**Segmento do documento**
------------------------------------

Estou a uns largos 6ºC da mínima de Mira  Tomar também baixou mais do pensava. 

Agora Lisboa e Porto foram literalmente duas estufas


----------



## guisilva5000 (7 Ago 2016 às 14:15)

12 UTC - IPMA

Monção:* 33,3ºC* (ainda vai disparar)
Miranda do Douro: *31,5ºC *(será igual ao flop de ontem?)
Pinhão:* 34,6ºC *(mais uma ainda por disparar)
Porto: *36,3ºC*
Viseu: *32,9ºC*
Mira:* 36,4ºC  *(a quantos é que esta já estragou?)
Penhas Douradas: *27,3ºC*
Tomar: *40,4ºC*
Lisboa: *34,1ºC*
Praia da Rainha:* 27,6ºC* (Já deve ter tocado nos 30ºC às 10 UTC, vento de SW a estragar)
Reguengos: *36,3ºC*

Acho que Lisboa está a ser um flop, o Porto está mais quente, ontem foi o mesmo.

Wunderground - Máxima

Aljezur: *32,6ºC*


----------



## Skizzo (7 Ago 2016 às 15:04)

Realmente é estranho, ainda por cima é Pedras Rubras, essa nunca é mais quente que nada


----------



## 1337 (7 Ago 2016 às 15:11)

Skizzo disse:


> Realmente é estranho, ainda por cima é Pedras Rubras, essa nunca é mais quente que nada


Não tem nada de estranho, é a melhor representante do Porto, todas as outras são RUEMAS


----------



## Skizzo (7 Ago 2016 às 15:15)

A de S. Gens é EMA, sempre foi. A de P.Rubras representa mal o Porto, e eu vivendo no Porto sei disso. Jamais uma estação longe da cidade será melhor que uma EMA que está mais perto. Seria como dizer que a de Sintra representa Lisboa bem.


----------



## Ruipedroo (7 Ago 2016 às 15:19)

Substimei tanto o Porto


----------



## AnDré (7 Ago 2016 às 15:21)

Jorge_scp disse:


> Desconfiei disso quando reparei na tua aposta... duas estações muito perto mas bem diferentes. Na estação do WU nunca terás uma inversão como na do IPMA (bem no fundo do vale onde se situa a vila de Aljezur) e também as máximas não serão tão altas...

------------------------------------

**Dados registados**

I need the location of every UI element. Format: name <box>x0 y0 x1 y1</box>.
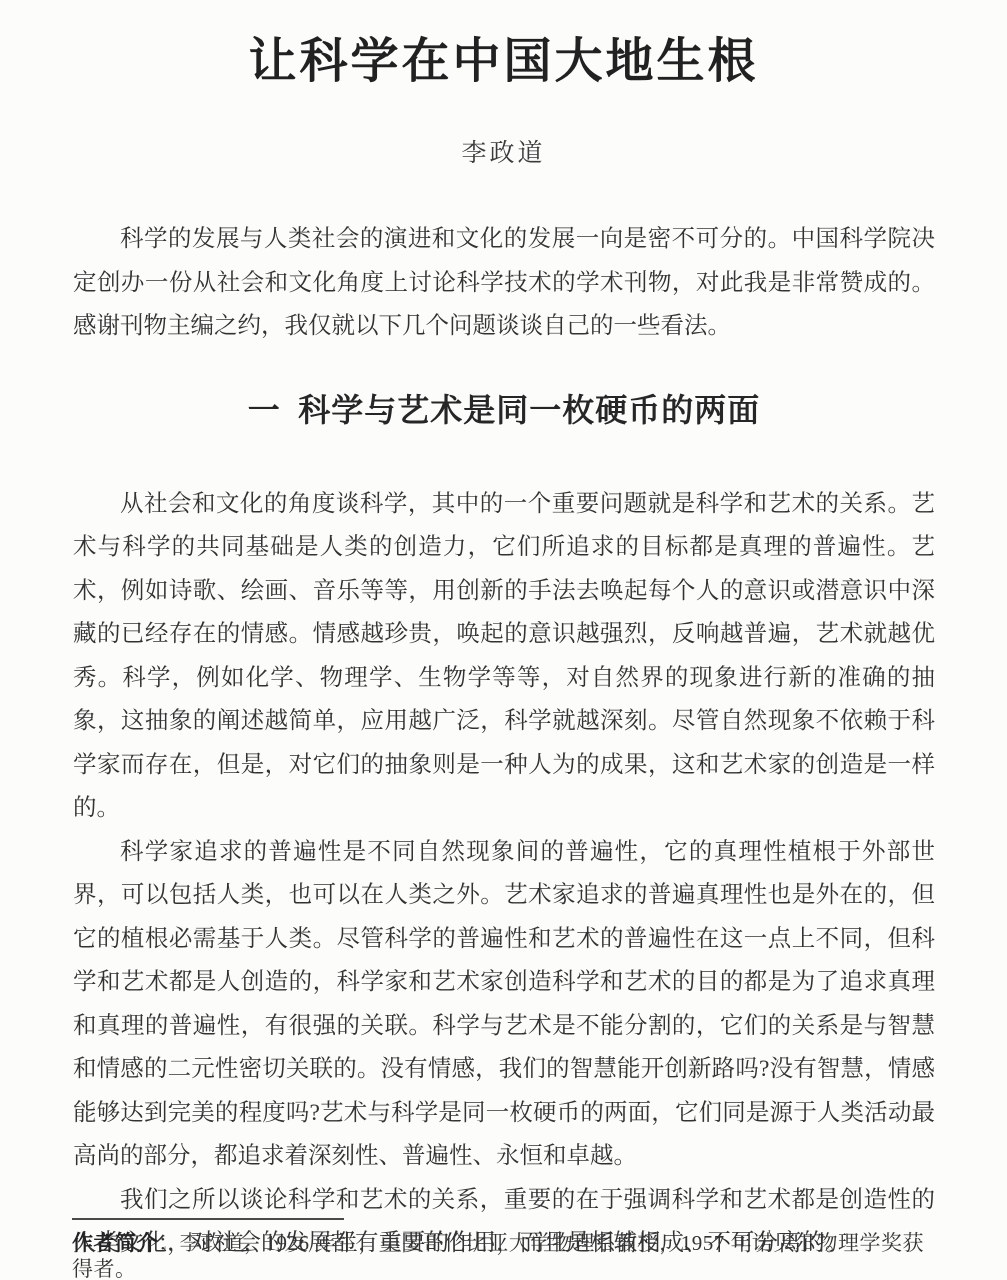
section-paragraph-2: 科学家追求的普遍性是不同自然现象间的普遍性，它的真理性植根于外部世界，可以包括人… <box>73 831 935 1179</box>
intro-paragraph: 科学的发展与人类社会的演进和文化的发展一向是密不可分的。中国科学院决定创办一份从… <box>73 218 935 349</box>
footnote-label: 作者简介 <box>72 1231 158 1255</box>
footnote: 作者简介：李政道，1926 年生，美国哥伦比亚大学物理系教授，1957 年诺贝尔… <box>72 1218 944 1280</box>
article-body: 科学的发展与人类社会的演进和文化的发展一向是密不可分的。中国科学院决定创办一份从… <box>73 218 935 1266</box>
footnote-body: 李政道，1926 年生，美国哥伦比亚大学物理系教授，1957 年诺贝尔物理学奖获… <box>72 1231 924 1280</box>
section-paragraph-1: 从社会和文化的角度谈科学，其中的一个重要问题就是科学和艺术的关系。艺术与科学的共… <box>73 483 935 831</box>
article-title: 让科学在中国大地生根 <box>0 0 1007 88</box>
section-number: 一 <box>248 392 281 428</box>
footnote-divider <box>72 1218 344 1220</box>
author-name: 李政道 <box>0 140 1007 168</box>
document-page: 让科学在中国大地生根 李政道 科学的发展与人类社会的演进和文化的发展一向是密不可… <box>0 0 1007 1280</box>
footnote-separator: ： <box>158 1231 180 1255</box>
footnote-text: 作者简介：李政道，1926 年生，美国哥伦比亚大学物理系教授，1957 年诺贝尔… <box>72 1230 944 1280</box>
section-title: 科学与艺术是同一枚硬币的两面 <box>298 392 760 428</box>
section-heading: 一科学与艺术是同一枚硬币的两面 <box>73 390 935 430</box>
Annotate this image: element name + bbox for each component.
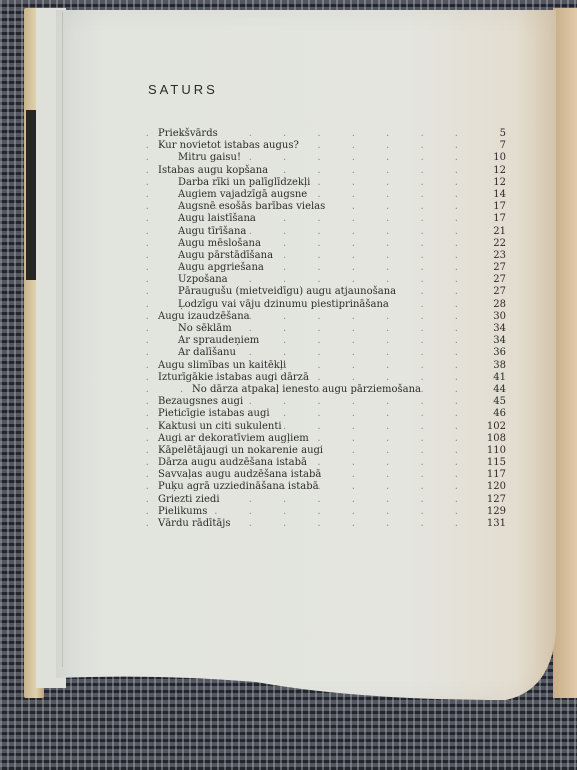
toc-entry: Kur novietot istabas augus?. . . . . . .…	[172, 140, 506, 152]
leader-dots: . . . . . . . . . .	[146, 396, 472, 408]
leader-dots: . . . . . . . . . .	[146, 177, 472, 189]
leader-dots: . . . . . . . . . .	[146, 152, 472, 164]
toc-entry-page: 7	[500, 140, 506, 152]
toc-entry: Izturīgākie istabas augi dārzā. . . . . …	[172, 372, 506, 384]
toc-entry-page: 44	[493, 384, 506, 396]
toc-entry: Ar spraudeņiem. . . . . . . . . .34	[172, 335, 506, 347]
toc-entry-page: 34	[493, 335, 506, 347]
toc-entry-page: 115	[487, 457, 506, 469]
toc-entry: Augsnē esošās barības vielas. . . . . . …	[172, 201, 506, 213]
toc-entry: Augu laistīšana. . . . . . . . . .17	[172, 213, 506, 225]
toc-entry: Vārdu rādītājs. . . . . . . . . .131	[172, 518, 506, 530]
toc-entry: Kāpelētājaugi un nokarenie augi. . . . .…	[172, 445, 506, 457]
leader-dots: . . . . . . . . . .	[146, 360, 472, 372]
toc-entry-page: 27	[493, 286, 506, 298]
toc-entry-page: 5	[500, 128, 506, 140]
leader-dots: . . . . . . . . . .	[146, 274, 472, 286]
leader-dots: . . . . . . . . . .	[146, 238, 472, 250]
toc-entry-page: 127	[487, 494, 506, 506]
toc-entry: Augu tīrīšana. . . . . . . . . .21	[172, 226, 506, 238]
toc-entry-page: 131	[487, 518, 506, 530]
toc-entry-page: 41	[493, 372, 506, 384]
leader-dots: . . . . . . . . . .	[146, 481, 472, 493]
page-title: SATURS	[148, 82, 218, 97]
toc-entry: Augi ar dekoratīviem augļiem. . . . . . …	[172, 433, 506, 445]
toc-entry: Dārza augu audzēšana istabā. . . . . . .…	[172, 457, 506, 469]
toc-entry: Augu izaudzēšana. . . . . . . . . .30	[172, 311, 506, 323]
leader-dots: . . . . . . . . . .	[146, 469, 472, 481]
toc-entry-page: 46	[493, 408, 506, 420]
toc-entry: Kaktusi un citi sukulenti. . . . . . . .…	[172, 421, 506, 433]
leader-dots: . . . . . . . . . .	[146, 128, 472, 140]
toc-entry: Augu pārstādīšana. . . . . . . . . .23	[172, 250, 506, 262]
toc-entry-page: 102	[487, 421, 506, 433]
page-fold-line	[62, 12, 63, 667]
toc-entry: Augiem vajadzīgā augsne. . . . . . . . .…	[172, 189, 506, 201]
toc-entry-page: 27	[493, 262, 506, 274]
toc-entry: Ar dalīšanu. . . . . . . . . .36	[172, 347, 506, 359]
leader-dots: . . . . . . . . . .	[146, 286, 472, 298]
toc-entry: Pieticīgie istabas augi. . . . . . . . .…	[172, 408, 506, 420]
toc-entry: No sēklām. . . . . . . . . .34	[172, 323, 506, 335]
toc-entry-page: 23	[493, 250, 506, 262]
toc-entry-page: 12	[493, 177, 506, 189]
toc-entry-page: 10	[493, 152, 506, 164]
toc-entry-page: 38	[493, 360, 506, 372]
leader-dots: . . . . . . . . . .	[146, 445, 472, 457]
toc-entry: Ļodzīgu vai vāju dzinumu piestiprināšana…	[172, 299, 506, 311]
toc-entry-page: 34	[493, 323, 506, 335]
toc-entry-page: 45	[493, 396, 506, 408]
leader-dots: . . . . . . . . . .	[146, 250, 472, 262]
leader-dots: . . . . . . . . . .	[146, 494, 472, 506]
leader-dots: . . . . . . . . . .	[146, 518, 472, 530]
leader-dots: . . . . . . . . . .	[146, 323, 472, 335]
leader-dots: . . . . . . . . . .	[146, 421, 472, 433]
toc-entry: Augu slimības un kaitēkļi. . . . . . . .…	[172, 360, 506, 372]
toc-entry: Darba rīki un palīglīdzekļi. . . . . . .…	[172, 177, 506, 189]
toc-entry: No dārza atpakaļ ienesto augu pārziemoša…	[172, 384, 506, 396]
toc-entry: Pāraugušu (mietveidīgu) augu atjaunošana…	[172, 286, 506, 298]
leader-dots: . . . . . . . . . .	[146, 140, 472, 152]
toc-entry: Griezti ziedi. . . . . . . . . .127	[172, 494, 506, 506]
toc-entry-page: 120	[487, 481, 506, 493]
leader-dots: . . . . . . . . . .	[146, 433, 472, 445]
leader-dots: . . . . . . . . . .	[146, 408, 472, 420]
leader-dots: . . . . . . . . . .	[146, 506, 472, 518]
leader-dots: . . . . . . . . . .	[146, 201, 472, 213]
leader-dots: . . . . . . . . . .	[146, 213, 472, 225]
leader-dots: . . . . . . . . . .	[146, 299, 472, 311]
toc-entry-page: 28	[493, 299, 506, 311]
toc-entry: Uzpošana. . . . . . . . . .27	[172, 274, 506, 286]
toc-entry-page: 117	[487, 469, 506, 481]
toc-entry: Bezaugsnes augi. . . . . . . . . .45	[172, 396, 506, 408]
toc-entry-page: 108	[487, 433, 506, 445]
toc-entry-page: 22	[493, 238, 506, 250]
toc-entry-page: 12	[493, 165, 506, 177]
toc-entry-page: 36	[493, 347, 506, 359]
toc-entry: Istabas augu kopšana. . . . . . . . . .1…	[172, 165, 506, 177]
toc-entry-page: 129	[487, 506, 506, 518]
leader-dots: . . . . . . . . . .	[146, 189, 472, 201]
toc-entry: Augu mēslošana. . . . . . . . . .22	[172, 238, 506, 250]
table-of-contents: Priekšvārds. . . . . . . . . .5Kur novie…	[172, 128, 506, 530]
toc-entry: Mitru gaisu!. . . . . . . . . .10	[172, 152, 506, 164]
toc-entry: Puķu agrā uzziedināšana istabā. . . . . …	[172, 481, 506, 493]
toc-entry-page: 30	[493, 311, 506, 323]
leader-dots: . . . . . . . . . .	[146, 226, 472, 238]
toc-entry: Augu apgriešana. . . . . . . . . .27	[172, 262, 506, 274]
leader-dots: . . . . . . . . . .	[146, 384, 472, 396]
toc-entry-page: 27	[493, 274, 506, 286]
toc-entry-page: 21	[493, 226, 506, 238]
toc-entry-page: 17	[493, 213, 506, 225]
leader-dots: . . . . . . . . . .	[146, 165, 472, 177]
facing-page-edge	[553, 8, 577, 698]
toc-entry: Priekšvārds. . . . . . . . . .5	[172, 128, 506, 140]
toc-entry: Savvaļas augu audzēšana istabā. . . . . …	[172, 469, 506, 481]
leader-dots: . . . . . . . . . .	[146, 457, 472, 469]
toc-entry-page: 17	[493, 201, 506, 213]
leader-dots: . . . . . . . . . .	[146, 347, 472, 359]
leader-dots: . . . . . . . . . .	[146, 262, 472, 274]
leader-dots: . . . . . . . . . .	[146, 335, 472, 347]
toc-entry: Pielikums. . . . . . . . . .129	[172, 506, 506, 518]
toc-entry-page: 110	[487, 445, 506, 457]
leader-dots: . . . . . . . . . .	[146, 372, 472, 384]
toc-entry-page: 14	[493, 189, 506, 201]
leader-dots: . . . . . . . . . .	[146, 311, 472, 323]
cover-dark-strip	[26, 110, 36, 280]
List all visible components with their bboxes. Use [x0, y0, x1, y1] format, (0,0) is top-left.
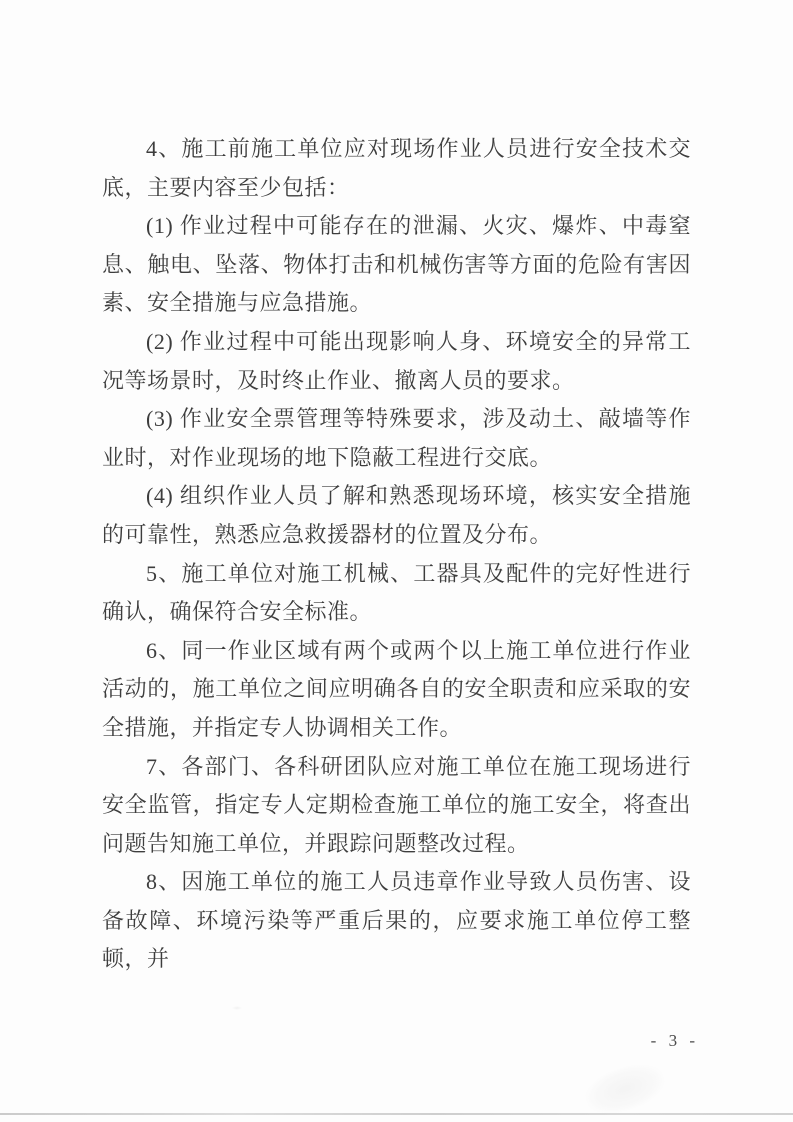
- scan-edge-shadow: [0, 1113, 793, 1115]
- document-body: 4、施工前施工单位应对现场作业人员进行安全技术交底，主要内容至少包括： (1) …: [102, 130, 691, 979]
- scan-smudge-artifact: [580, 1057, 669, 1122]
- paragraph-item-6: 6、同一作业区域有两个或两个以上施工单位进行作业活动的，施工单位之间应明确各自的…: [102, 632, 691, 748]
- paragraph-subitem-3: (3) 作业安全票管理等特殊要求，涉及动土、敲墙等作业时，对作业现场的地下隐蔽工…: [102, 400, 691, 477]
- paragraph-subitem-2: (2) 作业过程中可能出现影响人身、环境安全的异常工况等场景时，及时终止作业、撤…: [102, 323, 691, 400]
- paragraph-item-7: 7、各部门、各科研团队应对施工单位在施工现场进行安全监管，指定专人定期检查施工单…: [102, 748, 691, 864]
- paragraph-item-4-intro: 4、施工前施工单位应对现场作业人员进行安全技术交底，主要内容至少包括：: [102, 130, 691, 207]
- paragraph-item-8: 8、因施工单位的施工人员违章作业导致人员伤害、设备故障、环境污染等严重后果的，应…: [102, 863, 691, 979]
- paragraph-subitem-1: (1) 作业过程中可能存在的泄漏、火灾、爆炸、中毒窒息、触电、坠落、物体打击和机…: [102, 207, 691, 323]
- document-page: 4、施工前施工单位应对现场作业人员进行安全技术交底，主要内容至少包括： (1) …: [0, 0, 793, 1122]
- paragraph-subitem-4: (4) 组织作业人员了解和熟悉现场环境，核实安全措施的可靠性，熟悉应急救援器材的…: [102, 477, 691, 554]
- paragraph-item-5: 5、施工单位对施工机械、工器具及配件的完好性进行确认，确保符合安全标准。: [102, 555, 691, 632]
- scan-speck-artifact: [232, 1006, 242, 1010]
- page-number: - 3 -: [651, 1031, 699, 1051]
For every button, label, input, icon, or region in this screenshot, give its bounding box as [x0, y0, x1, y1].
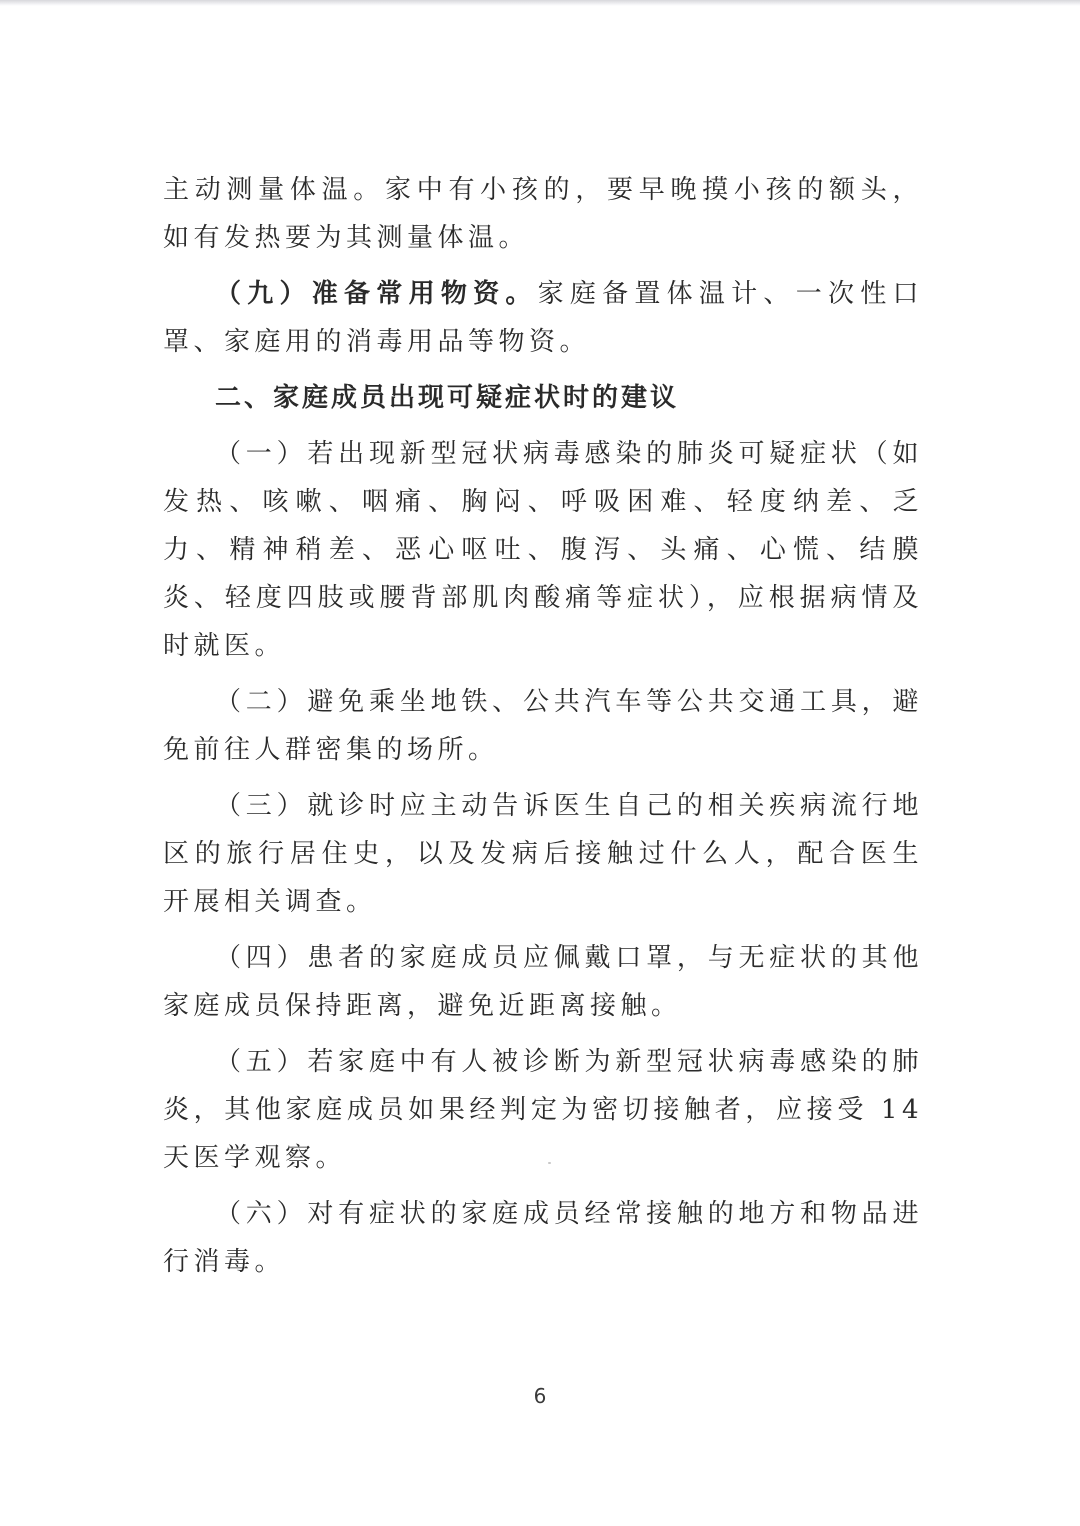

------------------------------------

**Instruções do exercício**
Transcreva sem alterações, do segmento do documento, o trecho que começa com as palavras "## guisilva5000 (7" e termina com "SW a estragar)".

**Resposta**
## guisilva5000 (7 Ago 2016 às 14:15)

12 UTC - IPMA

Monção:* 33,3ºC* (ainda vai disparar)
Miranda do Douro: *31,5ºC *(será igual ao flop de ontem?)
Pinhão:* 34,6ºC *(mais uma ainda por disparar)
Porto: *36,3ºC*
Viseu: *32,9ºC*
Mira:* 36,4ºC  *(a quantos é que esta já estragou?)
Penhas Douradas: *27,3ºC*
Tomar: *40,4ºC*
Lisboa: *34,1ºC*
Praia da Rainha:* 27,6ºC* (Já deve ter tocado nos 30ºC às 10 UTC, vento de SW a estragar)